──────── Supplied information

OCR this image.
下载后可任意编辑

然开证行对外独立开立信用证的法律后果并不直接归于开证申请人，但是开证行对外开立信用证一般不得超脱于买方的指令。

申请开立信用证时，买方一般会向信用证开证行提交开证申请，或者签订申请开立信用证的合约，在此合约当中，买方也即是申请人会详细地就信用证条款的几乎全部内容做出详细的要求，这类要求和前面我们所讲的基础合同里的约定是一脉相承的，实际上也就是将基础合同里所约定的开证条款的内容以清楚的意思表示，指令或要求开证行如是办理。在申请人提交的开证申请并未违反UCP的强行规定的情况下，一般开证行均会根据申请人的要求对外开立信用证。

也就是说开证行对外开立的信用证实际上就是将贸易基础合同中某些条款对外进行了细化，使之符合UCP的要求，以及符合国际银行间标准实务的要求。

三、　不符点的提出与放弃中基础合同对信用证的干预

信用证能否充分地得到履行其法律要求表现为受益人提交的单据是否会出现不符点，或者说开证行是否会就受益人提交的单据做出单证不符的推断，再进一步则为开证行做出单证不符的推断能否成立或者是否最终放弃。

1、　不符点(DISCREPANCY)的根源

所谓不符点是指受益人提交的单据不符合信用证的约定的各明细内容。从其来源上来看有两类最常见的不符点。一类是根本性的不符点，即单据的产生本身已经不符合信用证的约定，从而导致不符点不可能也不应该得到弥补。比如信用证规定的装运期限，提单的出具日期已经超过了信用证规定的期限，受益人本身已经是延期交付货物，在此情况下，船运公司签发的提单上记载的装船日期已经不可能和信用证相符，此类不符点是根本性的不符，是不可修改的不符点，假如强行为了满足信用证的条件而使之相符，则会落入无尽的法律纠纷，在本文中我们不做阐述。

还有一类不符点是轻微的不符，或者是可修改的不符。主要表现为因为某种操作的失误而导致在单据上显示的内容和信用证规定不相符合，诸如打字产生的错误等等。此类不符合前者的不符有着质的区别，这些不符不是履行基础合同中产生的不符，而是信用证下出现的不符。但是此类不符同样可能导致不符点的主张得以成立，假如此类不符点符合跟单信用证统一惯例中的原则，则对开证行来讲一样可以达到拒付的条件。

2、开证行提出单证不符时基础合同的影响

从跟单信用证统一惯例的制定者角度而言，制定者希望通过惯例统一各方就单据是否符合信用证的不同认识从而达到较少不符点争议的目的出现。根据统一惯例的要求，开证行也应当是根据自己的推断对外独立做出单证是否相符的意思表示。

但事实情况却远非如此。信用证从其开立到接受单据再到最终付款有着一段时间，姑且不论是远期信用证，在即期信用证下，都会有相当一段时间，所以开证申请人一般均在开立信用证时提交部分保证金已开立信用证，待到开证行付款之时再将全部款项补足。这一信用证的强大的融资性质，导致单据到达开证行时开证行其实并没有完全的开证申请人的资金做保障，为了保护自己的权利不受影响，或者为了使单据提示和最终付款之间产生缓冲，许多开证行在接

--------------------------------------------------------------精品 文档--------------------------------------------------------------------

────────────────

* Task to complete *
Retype all the material above precisely, with no line left out.

* Full response *
OCR this image.
下载后可任意编辑

然开证行对外独立开立信用证的法律后果并不直接归于开证申请人，但是开证行对外开立信用证一般不得超脱于买方的指令。

申请开立信用证时，买方一般会向信用证开证行提交开证申请，或者签订申请开立信用证的合约，在此合约当中，买方也即是申请人会详细地就信用证条款的几乎全部内容做出详细的要求，这类要求和前面我们所讲的基础合同里的约定是一脉相承的，实际上也就是将基础合同里所约定的开证条款的内容以清楚的意思表示，指令或要求开证行如是办理。在申请人提交的开证申请并未违反UCP的强行规定的情况下，一般开证行均会根据申请人的要求对外开立信用证。

也就是说开证行对外开立的信用证实际上就是将贸易基础合同中某些条款对外进行了细化，使之符合UCP的要求，以及符合国际银行间标准实务的要求。

三、　不符点的提出与放弃中基础合同对信用证的干预

信用证能否充分地得到履行其法律要求表现为受益人提交的单据是否会出现不符点，或者说开证行是否会就受益人提交的单据做出单证不符的推断，再进一步则为开证行做出单证不符的推断能否成立或者是否最终放弃。

1、　不符点(DISCREPANCY)的根源

所谓不符点是指受益人提交的单据不符合信用证的约定的各明细内容。从其来源上来看有两类最常见的不符点。一类是根本性的不符点，即单据的产生本身已经不符合信用证的约定，从而导致不符点不可能也不应该得到弥补。比如信用证规定的装运期限，提单的出具日期已经超过了信用证规定的期限，受益人本身已经是延期交付货物，在此情况下，船运公司签发的提单上记载的装船日期已经不可能和信用证相符，此类不符点是根本性的不符，是不可修改的不符点，假如强行为了满足信用证的条件而使之相符，则会落入无尽的法律纠纷，在本文中我们不做阐述。

还有一类不符点是轻微的不符，或者是可修改的不符。主要表现为因为某种操作的失误而导致在单据上显示的内容和信用证规定不相符合，诸如打字产生的错误等等。此类不符合前者的不符有着质的区别，这些不符不是履行基础合同中产生的不符，而是信用证下出现的不符。但是此类不符同样可能导致不符点的主张得以成立，假如此类不符点符合跟单信用证统一惯例中的原则，则对开证行来讲一样可以达到拒付的条件。

2、开证行提出单证不符时基础合同的影响

从跟单信用证统一惯例的制定者角度而言，制定者希望通过惯例统一各方就单据是否符合信用证的不同认识从而达到较少不符点争议的目的出现。根据统一惯例的要求，开证行也应当是根据自己的推断对外独立做出单证是否相符的意思表示。

但事实情况却远非如此。信用证从其开立到接受单据再到最终付款有着一段时间，姑且不论是远期信用证，在即期信用证下，都会有相当一段时间，所以开证申请人一般均在开立信用证时提交部分保证金已开立信用证，待到开证行付款之时再将全部款项补足。这一信用证的强大的融资性质，导致单据到达开证行时开证行其实并没有完全的开证申请人的资金做保障，为了保护自己的权利不受影响，或者为了使单据提示和最终付款之间产生缓冲，许多开证行在接

--------------------------------------------------------------精品 文档--------------------------------------------------------------------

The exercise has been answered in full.